Supplied data:
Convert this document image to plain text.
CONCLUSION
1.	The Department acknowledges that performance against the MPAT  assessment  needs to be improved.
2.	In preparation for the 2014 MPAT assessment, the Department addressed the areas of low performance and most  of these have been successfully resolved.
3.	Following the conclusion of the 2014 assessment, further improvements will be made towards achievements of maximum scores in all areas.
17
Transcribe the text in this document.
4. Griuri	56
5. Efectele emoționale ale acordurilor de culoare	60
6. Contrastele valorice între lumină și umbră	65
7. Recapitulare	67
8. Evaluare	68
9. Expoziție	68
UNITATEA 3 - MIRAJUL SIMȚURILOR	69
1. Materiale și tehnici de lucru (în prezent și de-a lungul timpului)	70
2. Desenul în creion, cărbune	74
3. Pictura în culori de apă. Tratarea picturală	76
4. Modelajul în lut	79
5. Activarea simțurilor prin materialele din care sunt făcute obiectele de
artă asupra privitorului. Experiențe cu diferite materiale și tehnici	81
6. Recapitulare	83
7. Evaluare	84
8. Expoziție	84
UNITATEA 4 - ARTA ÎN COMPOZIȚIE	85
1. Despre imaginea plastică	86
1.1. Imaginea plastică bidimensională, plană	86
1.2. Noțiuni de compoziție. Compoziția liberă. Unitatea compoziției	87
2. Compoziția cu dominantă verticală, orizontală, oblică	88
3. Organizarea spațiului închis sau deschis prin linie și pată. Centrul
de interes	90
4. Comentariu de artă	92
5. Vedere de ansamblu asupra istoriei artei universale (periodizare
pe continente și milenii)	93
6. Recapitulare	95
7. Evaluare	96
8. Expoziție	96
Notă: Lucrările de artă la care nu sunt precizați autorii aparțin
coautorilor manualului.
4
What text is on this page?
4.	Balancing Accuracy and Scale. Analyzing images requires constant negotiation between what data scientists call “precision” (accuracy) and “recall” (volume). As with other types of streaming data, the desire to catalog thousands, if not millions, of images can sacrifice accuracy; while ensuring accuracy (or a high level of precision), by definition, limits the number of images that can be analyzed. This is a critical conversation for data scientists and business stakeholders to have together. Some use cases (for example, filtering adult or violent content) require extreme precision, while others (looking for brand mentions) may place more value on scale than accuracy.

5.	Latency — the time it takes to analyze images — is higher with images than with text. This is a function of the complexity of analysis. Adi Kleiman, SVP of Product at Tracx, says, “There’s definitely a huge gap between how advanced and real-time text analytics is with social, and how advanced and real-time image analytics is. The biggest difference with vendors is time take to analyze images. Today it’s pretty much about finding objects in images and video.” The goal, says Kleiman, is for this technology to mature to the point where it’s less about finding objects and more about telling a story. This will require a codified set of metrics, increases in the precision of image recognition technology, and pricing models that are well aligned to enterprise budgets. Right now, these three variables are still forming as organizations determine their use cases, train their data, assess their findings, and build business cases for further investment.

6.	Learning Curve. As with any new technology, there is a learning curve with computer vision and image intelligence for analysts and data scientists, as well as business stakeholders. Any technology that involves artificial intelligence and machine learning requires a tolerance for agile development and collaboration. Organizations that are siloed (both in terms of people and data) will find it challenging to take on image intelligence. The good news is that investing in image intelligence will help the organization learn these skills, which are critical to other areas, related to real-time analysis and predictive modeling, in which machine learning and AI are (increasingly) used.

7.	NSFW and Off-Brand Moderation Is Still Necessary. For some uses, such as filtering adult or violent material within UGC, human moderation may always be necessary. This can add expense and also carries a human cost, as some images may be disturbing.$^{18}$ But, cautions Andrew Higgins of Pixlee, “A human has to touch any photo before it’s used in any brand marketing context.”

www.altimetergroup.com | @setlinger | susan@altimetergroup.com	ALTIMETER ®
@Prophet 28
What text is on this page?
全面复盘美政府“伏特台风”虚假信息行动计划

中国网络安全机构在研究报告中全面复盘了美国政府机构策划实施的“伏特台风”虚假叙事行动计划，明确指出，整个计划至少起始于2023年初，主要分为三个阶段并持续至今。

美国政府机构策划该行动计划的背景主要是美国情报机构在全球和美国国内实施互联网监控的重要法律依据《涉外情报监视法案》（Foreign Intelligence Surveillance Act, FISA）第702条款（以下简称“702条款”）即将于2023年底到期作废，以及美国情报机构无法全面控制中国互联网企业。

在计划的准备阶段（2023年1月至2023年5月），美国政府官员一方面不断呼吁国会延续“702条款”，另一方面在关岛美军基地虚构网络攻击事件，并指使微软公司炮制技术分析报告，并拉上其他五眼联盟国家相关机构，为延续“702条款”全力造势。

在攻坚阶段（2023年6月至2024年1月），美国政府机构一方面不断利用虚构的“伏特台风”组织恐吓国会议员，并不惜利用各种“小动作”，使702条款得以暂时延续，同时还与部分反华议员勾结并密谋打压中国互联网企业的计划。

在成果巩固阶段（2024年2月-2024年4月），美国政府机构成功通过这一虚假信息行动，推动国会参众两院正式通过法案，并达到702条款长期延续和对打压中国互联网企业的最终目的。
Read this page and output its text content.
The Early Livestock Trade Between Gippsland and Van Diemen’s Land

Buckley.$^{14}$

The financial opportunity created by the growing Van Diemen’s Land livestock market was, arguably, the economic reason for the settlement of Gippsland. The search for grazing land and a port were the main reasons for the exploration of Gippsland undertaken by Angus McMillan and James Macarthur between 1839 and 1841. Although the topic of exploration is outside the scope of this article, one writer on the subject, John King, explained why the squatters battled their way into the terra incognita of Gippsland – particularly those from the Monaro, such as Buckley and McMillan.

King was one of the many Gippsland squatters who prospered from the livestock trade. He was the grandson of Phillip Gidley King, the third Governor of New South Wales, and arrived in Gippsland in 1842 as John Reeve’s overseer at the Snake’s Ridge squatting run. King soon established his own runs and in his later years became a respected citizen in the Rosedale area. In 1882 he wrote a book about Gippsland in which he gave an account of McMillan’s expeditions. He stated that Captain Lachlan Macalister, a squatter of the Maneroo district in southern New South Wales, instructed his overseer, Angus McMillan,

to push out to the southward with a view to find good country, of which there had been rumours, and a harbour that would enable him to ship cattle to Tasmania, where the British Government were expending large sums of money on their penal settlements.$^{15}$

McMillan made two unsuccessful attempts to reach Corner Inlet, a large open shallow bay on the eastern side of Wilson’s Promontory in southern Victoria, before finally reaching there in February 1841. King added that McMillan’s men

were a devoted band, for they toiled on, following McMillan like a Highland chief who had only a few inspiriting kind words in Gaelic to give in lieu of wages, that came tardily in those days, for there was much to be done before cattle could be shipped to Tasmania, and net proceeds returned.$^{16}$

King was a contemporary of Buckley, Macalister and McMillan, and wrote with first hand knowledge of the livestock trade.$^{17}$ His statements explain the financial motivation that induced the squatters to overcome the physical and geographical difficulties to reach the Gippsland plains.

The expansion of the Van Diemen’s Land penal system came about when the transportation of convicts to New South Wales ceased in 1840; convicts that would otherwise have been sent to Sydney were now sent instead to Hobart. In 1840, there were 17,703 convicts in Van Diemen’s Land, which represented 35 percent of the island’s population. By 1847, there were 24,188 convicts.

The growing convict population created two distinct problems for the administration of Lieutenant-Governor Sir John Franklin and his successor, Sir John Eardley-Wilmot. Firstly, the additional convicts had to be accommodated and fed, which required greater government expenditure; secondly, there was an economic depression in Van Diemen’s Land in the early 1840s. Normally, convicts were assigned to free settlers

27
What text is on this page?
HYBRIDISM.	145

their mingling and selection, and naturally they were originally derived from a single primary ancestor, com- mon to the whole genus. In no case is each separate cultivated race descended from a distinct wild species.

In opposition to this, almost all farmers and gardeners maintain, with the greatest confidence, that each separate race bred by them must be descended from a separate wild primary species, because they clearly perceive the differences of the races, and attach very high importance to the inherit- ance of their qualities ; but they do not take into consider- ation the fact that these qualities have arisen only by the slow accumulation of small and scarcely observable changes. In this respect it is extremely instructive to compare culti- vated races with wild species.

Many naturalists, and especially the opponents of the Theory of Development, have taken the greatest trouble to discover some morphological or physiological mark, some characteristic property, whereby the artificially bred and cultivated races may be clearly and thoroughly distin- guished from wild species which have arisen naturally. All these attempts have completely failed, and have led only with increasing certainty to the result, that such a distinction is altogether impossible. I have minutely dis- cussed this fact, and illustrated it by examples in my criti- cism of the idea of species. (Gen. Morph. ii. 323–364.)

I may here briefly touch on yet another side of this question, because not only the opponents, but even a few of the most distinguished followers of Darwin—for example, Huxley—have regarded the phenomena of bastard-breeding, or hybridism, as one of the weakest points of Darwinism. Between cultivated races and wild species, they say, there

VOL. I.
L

Prompt:
Of the lines in the entries above, how many include "reach"? Only the number should be given.

Output for this task:
2